### REQUEST
Transcribe every one of the lines below word for word, leaving out the pictures.

### SUPPLIED ENTRIES
++++++++++++++++++++
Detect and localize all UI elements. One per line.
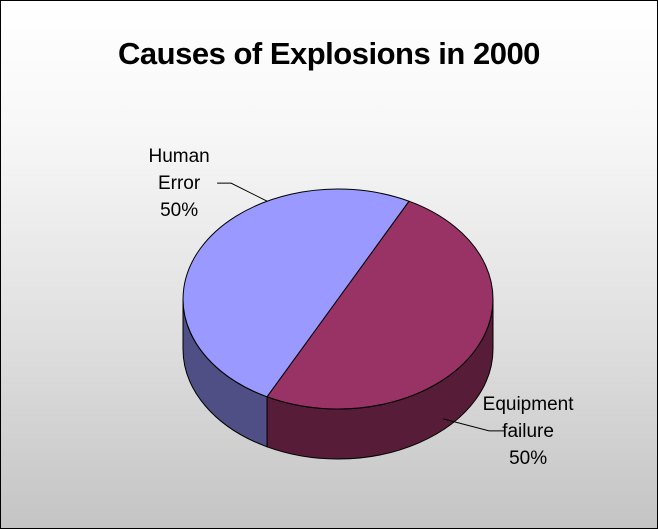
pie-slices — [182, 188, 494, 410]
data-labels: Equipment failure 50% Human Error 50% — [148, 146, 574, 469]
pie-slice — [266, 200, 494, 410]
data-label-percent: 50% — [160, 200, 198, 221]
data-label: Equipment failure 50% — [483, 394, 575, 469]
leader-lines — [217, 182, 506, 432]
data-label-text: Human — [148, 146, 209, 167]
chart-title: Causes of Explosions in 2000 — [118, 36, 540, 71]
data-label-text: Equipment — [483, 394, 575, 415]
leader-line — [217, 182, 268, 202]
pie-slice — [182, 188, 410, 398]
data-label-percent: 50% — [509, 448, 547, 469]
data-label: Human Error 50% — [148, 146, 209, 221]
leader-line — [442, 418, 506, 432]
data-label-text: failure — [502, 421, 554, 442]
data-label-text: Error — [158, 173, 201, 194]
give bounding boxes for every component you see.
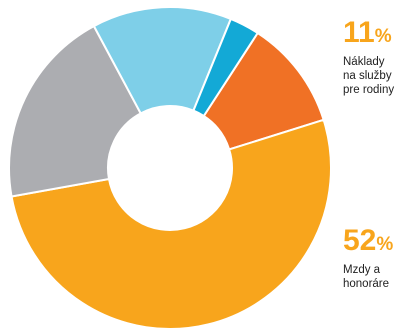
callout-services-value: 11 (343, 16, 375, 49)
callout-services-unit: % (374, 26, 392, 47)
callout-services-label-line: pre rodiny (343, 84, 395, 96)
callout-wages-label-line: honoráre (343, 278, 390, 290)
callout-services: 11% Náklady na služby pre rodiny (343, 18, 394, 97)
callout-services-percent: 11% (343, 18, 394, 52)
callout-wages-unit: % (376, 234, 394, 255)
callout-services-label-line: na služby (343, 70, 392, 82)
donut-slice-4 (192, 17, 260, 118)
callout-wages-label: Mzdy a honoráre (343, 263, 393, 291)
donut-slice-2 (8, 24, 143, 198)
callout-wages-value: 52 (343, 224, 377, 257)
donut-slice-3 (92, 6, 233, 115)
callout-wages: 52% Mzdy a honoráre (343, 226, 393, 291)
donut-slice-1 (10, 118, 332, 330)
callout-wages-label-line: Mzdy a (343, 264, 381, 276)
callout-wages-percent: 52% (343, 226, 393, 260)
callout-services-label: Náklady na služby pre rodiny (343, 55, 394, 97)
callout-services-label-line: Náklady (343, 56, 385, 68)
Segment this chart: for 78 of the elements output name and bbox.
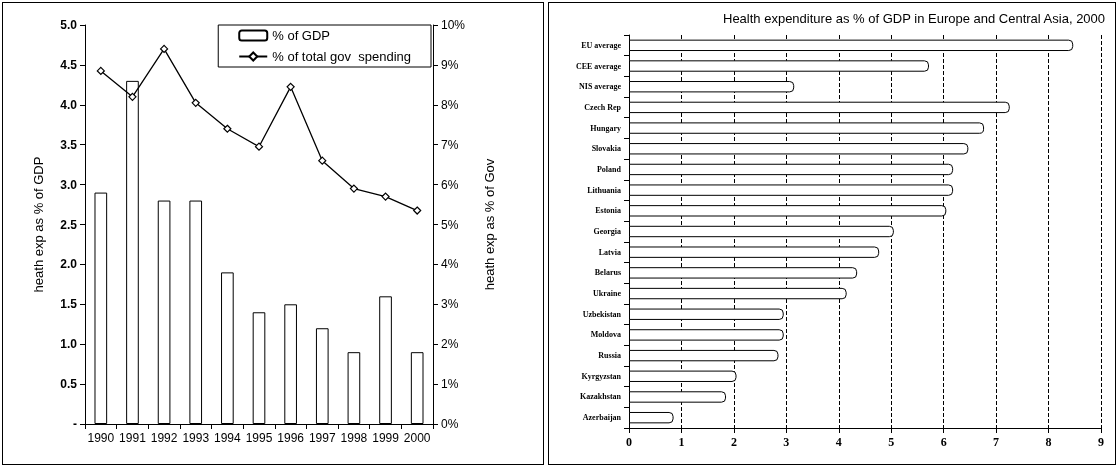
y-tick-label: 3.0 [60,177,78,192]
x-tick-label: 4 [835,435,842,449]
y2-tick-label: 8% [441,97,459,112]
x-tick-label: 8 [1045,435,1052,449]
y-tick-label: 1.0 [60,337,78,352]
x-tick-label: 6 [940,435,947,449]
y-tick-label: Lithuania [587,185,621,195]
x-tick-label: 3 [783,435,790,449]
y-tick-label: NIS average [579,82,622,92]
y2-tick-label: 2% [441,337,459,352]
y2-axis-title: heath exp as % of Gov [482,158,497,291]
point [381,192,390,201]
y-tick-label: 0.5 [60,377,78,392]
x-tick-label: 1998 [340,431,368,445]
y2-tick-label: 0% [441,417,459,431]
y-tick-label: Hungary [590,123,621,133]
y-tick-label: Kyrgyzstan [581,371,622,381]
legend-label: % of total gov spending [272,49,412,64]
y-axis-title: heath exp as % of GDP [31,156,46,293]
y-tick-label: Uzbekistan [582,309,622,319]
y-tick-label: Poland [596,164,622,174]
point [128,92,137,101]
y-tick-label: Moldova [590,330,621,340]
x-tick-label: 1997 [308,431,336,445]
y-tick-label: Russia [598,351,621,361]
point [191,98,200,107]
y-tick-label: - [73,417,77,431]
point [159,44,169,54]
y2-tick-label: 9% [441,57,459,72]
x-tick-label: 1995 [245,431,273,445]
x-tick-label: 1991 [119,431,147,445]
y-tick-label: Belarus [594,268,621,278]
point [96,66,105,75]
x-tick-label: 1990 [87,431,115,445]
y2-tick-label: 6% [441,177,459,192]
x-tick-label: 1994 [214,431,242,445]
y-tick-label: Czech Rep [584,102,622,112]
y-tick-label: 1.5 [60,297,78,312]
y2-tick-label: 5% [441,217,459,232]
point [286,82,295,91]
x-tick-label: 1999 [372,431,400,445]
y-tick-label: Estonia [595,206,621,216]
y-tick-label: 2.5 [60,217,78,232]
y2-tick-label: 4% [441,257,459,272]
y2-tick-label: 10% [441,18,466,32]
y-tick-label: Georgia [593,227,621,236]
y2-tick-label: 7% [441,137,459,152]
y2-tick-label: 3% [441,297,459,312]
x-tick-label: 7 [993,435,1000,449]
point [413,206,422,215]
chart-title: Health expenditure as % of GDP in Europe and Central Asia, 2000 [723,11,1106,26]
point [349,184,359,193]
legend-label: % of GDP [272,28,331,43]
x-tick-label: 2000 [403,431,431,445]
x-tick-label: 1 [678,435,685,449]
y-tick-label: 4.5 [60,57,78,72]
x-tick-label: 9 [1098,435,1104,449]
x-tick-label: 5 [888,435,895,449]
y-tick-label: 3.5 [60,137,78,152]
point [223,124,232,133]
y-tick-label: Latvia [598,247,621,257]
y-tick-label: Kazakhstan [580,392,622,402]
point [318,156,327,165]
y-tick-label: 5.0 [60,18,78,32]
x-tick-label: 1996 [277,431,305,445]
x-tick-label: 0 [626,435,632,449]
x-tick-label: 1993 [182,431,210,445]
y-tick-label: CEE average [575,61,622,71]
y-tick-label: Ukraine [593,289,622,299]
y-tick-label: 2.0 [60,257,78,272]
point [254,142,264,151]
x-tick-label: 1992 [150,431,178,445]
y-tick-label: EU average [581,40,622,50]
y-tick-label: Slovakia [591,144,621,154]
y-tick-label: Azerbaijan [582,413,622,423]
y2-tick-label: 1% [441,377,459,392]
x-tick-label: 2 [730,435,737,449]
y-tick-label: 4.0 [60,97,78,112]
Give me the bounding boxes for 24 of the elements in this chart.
++++++++++++++++++++
### ANSWER FOR THIS EXERCISE
Detect and localize all UI elements. One per line.
pie-slices — [182, 188, 494, 410]
data-labels: Equipment failure 50% Human Error 50% — [148, 146, 574, 469]
pie-slice — [266, 200, 494, 410]
data-label-percent: 50% — [160, 200, 198, 221]
data-label: Equipment failure 50% — [483, 394, 575, 469]
leader-lines — [217, 182, 506, 432]
data-label-text: Human — [148, 146, 209, 167]
chart-title: Causes of Explosions in 2000 — [118, 36, 540, 71]
data-label-text: Equipment — [483, 394, 575, 415]
leader-line — [217, 182, 268, 202]
pie-slice — [182, 188, 410, 398]
data-label-percent: 50% — [509, 448, 547, 469]
data-label: Human Error 50% — [148, 146, 209, 221]
leader-line — [442, 418, 506, 432]
data-label-text: failure — [502, 421, 554, 442]
data-label-text: Error — [158, 173, 201, 194]
give bounding boxes for every component you see.
callout-services-value: 11 (343, 16, 375, 49)
callout-services-unit: % (374, 26, 392, 47)
callout-services-label-line: pre rodiny (343, 84, 395, 96)
callout-wages-label-line: honoráre (343, 278, 390, 290)
callout-services: 11% Náklady na služby pre rodiny (343, 18, 394, 97)
callout-services-percent: 11% (343, 18, 394, 52)
callout-wages-unit: % (376, 234, 394, 255)
callout-services-label-line: na služby (343, 70, 392, 82)
donut-slice-4 (192, 17, 260, 118)
callout-wages-label: Mzdy a honoráre (343, 263, 393, 291)
donut-slice-2 (8, 24, 143, 198)
callout-wages-value: 52 (343, 224, 377, 257)
donut-slice-3 (92, 6, 233, 115)
callout-wages: 52% Mzdy a honoráre (343, 226, 393, 291)
donut-slice-1 (10, 118, 332, 330)
callout-wages-label-line: Mzdy a (343, 264, 381, 276)
callout-wages-percent: 52% (343, 226, 393, 260)
callout-services-label: Náklady na služby pre rodiny (343, 55, 394, 97)
callout-services-label-line: Náklady (343, 56, 385, 68)
Segment this chart: for 78 of the elements output name and bbox.
y-tick-label: 3.0 [60,177,78,192]
x-tick-label: 4 [835,435,842,449]
y2-tick-label: 8% [441,97,459,112]
x-tick-label: 8 [1045,435,1052,449]
y-tick-label: 1.0 [60,337,78,352]
x-tick-label: 6 [940,435,947,449]
y-tick-label: Lithuania [587,185,621,195]
x-tick-label: 3 [783,435,790,449]
y-tick-label: NIS average [579,82,622,92]
y2-tick-label: 2% [441,337,459,352]
y2-axis-title: heath exp as % of Gov [482,158,497,291]
point [381,192,390,201]
y-tick-label: 0.5 [60,377,78,392]
x-tick-label: 1998 [340,431,368,445]
y2-tick-label: 0% [441,417,459,431]
y-tick-label: Hungary [590,123,621,133]
y-tick-label: Kyrgyzstan [581,371,622,381]
legend-label: % of total gov spending [272,49,412,64]
y-axis-title: heath exp as % of GDP [31,156,46,293]
y-tick-label: Uzbekistan [582,309,622,319]
y-tick-label: Poland [596,164,622,174]
point [128,92,137,101]
y-tick-label: Moldova [590,330,621,340]
x-tick-label: 1997 [308,431,336,445]
y-tick-label: Russia [598,351,621,361]
point [191,98,200,107]
y-tick-label: - [73,417,77,431]
point [159,44,169,54]
y2-tick-label: 9% [441,57,459,72]
x-tick-label: 1995 [245,431,273,445]
x-tick-label: 1991 [119,431,147,445]
y-tick-label: Belarus [594,268,621,278]
point [96,66,105,75]
x-tick-label: 1990 [87,431,115,445]
y2-tick-label: 6% [441,177,459,192]
x-tick-label: 1994 [214,431,242,445]
y-tick-label: Czech Rep [584,102,622,112]
y-tick-label: 1.5 [60,297,78,312]
y2-tick-label: 5% [441,217,459,232]
point [286,82,295,91]
x-tick-label: 1999 [372,431,400,445]
y-tick-label: Estonia [595,206,621,216]
y-tick-label: 2.5 [60,217,78,232]
y2-tick-label: 4% [441,257,459,272]
y2-tick-label: 10% [441,18,466,32]
y-tick-label: Georgia [593,227,621,236]
y2-tick-label: 7% [441,137,459,152]
y2-tick-label: 3% [441,297,459,312]
x-tick-label: 7 [993,435,1000,449]
point [413,206,422,215]
chart-title: Health expenditure as % of GDP in Europe and Central Asia, 2000 [723,11,1106,26]
point [349,184,359,193]
legend-label: % of GDP [272,28,331,43]
x-tick-label: 2000 [403,431,431,445]
x-tick-label: 1 [678,435,685,449]
y-tick-label: 4.5 [60,57,78,72]
x-tick-label: 9 [1098,435,1104,449]
x-tick-label: 5 [888,435,895,449]
y-tick-label: 3.5 [60,137,78,152]
point [223,124,232,133]
y-tick-label: Latvia [598,247,621,257]
y-tick-label: Kazakhstan [580,392,622,402]
point [318,156,327,165]
y-tick-label: 5.0 [60,18,78,32]
x-tick-label: 1996 [277,431,305,445]
x-tick-label: 0 [626,435,632,449]
x-tick-label: 1993 [182,431,210,445]
y-tick-label: CEE average [575,61,622,71]
y-tick-label: Ukraine [593,289,622,299]
y-tick-label: 2.0 [60,257,78,272]
point [254,142,264,151]
x-tick-label: 1992 [150,431,178,445]
y-tick-label: EU average [581,40,622,50]
y-tick-label: Slovakia [591,144,621,154]
y-tick-label: Azerbaijan [582,413,622,423]
y2-tick-label: 1% [441,377,459,392]
x-tick-label: 2 [730,435,737,449]
y-tick-label: 4.0 [60,97,78,112]
Give me the bounding boxes for 24 of the elements in this chart.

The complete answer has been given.